§ REQUIRED TASK: In the listing below, identify each line with the word "text" and return those lines.

§ PROVIDED MATERIAL:
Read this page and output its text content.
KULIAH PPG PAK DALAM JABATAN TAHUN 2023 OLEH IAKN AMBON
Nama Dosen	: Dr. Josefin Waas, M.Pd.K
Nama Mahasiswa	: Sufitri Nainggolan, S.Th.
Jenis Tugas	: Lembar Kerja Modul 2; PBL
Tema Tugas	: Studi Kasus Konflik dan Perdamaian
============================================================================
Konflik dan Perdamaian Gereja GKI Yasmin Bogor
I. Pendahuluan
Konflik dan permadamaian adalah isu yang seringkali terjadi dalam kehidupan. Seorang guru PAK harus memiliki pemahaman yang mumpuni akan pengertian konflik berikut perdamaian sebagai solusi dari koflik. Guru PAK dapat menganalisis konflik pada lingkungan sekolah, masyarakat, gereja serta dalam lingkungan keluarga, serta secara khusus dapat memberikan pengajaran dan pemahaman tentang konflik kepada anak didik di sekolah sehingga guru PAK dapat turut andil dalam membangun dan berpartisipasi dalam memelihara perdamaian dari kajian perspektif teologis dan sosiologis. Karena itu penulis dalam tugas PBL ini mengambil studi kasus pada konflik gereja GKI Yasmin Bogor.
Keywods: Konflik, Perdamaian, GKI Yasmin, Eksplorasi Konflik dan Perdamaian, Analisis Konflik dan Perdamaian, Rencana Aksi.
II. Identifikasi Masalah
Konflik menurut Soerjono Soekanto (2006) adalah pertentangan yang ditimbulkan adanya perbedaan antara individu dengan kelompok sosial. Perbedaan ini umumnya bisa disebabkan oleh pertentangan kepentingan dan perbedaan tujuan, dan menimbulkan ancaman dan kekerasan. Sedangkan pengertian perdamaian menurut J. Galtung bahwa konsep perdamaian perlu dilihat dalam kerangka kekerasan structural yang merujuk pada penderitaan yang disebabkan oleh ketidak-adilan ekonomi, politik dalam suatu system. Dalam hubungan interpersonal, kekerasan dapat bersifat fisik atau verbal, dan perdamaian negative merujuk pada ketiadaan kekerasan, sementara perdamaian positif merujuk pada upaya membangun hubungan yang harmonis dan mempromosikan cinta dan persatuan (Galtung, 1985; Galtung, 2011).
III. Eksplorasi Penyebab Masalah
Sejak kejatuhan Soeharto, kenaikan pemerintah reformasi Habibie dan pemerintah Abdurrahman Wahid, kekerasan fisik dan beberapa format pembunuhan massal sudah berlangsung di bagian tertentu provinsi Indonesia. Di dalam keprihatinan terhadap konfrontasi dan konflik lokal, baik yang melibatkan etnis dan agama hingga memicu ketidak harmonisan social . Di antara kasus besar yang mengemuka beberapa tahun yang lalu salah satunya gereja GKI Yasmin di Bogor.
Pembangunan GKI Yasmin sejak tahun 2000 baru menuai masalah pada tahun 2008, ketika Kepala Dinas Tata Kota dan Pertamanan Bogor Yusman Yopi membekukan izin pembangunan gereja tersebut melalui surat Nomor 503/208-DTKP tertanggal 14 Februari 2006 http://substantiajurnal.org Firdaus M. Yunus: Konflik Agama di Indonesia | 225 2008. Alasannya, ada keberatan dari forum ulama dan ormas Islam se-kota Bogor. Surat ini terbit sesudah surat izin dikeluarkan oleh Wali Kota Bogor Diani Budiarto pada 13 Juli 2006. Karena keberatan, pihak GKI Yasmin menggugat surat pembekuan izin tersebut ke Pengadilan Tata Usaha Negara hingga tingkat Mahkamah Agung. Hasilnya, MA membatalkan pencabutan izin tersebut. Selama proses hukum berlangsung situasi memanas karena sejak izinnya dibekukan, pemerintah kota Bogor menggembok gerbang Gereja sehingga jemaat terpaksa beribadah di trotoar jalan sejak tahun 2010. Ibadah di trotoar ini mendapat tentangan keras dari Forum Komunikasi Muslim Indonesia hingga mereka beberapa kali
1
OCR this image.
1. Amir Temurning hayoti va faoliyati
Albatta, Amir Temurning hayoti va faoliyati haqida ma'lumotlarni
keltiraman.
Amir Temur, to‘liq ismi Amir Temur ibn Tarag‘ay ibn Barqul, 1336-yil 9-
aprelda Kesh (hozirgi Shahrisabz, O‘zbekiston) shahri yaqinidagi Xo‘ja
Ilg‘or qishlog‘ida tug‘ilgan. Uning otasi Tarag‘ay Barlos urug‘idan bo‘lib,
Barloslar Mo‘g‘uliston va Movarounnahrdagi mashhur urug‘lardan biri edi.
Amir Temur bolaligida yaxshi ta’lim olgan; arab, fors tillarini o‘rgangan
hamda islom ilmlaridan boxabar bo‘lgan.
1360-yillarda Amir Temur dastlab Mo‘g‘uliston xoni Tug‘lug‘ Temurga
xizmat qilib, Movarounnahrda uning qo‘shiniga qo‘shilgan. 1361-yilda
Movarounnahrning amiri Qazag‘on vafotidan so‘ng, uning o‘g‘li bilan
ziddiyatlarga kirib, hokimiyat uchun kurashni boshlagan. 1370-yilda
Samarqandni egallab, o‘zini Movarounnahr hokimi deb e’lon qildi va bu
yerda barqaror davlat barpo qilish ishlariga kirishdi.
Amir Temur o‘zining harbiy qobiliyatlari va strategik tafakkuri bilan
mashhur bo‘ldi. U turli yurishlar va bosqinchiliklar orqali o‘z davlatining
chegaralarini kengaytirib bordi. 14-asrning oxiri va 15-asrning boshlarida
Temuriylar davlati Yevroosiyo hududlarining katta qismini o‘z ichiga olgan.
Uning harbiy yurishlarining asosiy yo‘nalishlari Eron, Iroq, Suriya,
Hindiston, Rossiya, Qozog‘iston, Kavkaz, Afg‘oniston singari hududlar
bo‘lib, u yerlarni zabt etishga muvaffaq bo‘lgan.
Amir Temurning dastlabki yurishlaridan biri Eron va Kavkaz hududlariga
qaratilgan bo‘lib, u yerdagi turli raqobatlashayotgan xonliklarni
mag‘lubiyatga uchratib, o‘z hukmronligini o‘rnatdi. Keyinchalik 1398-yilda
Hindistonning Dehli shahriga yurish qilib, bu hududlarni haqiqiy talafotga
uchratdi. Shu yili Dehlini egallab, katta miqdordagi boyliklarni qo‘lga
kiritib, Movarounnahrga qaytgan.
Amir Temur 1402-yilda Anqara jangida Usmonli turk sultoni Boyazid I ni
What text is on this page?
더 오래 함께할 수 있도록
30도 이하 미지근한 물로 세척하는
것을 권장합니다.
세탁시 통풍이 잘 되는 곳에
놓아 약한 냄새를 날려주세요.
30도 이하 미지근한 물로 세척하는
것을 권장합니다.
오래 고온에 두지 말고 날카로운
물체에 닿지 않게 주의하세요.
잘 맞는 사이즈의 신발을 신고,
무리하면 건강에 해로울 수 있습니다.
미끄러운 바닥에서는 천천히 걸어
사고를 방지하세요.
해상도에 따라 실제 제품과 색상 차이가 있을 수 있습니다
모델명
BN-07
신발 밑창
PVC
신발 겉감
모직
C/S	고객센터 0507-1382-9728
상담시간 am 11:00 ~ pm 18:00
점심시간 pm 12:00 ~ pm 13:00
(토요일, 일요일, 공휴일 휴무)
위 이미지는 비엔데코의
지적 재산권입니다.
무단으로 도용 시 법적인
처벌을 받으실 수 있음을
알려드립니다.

§ EXERCISE RESPONSE:
Read this page and output its text content.
What text is on this page?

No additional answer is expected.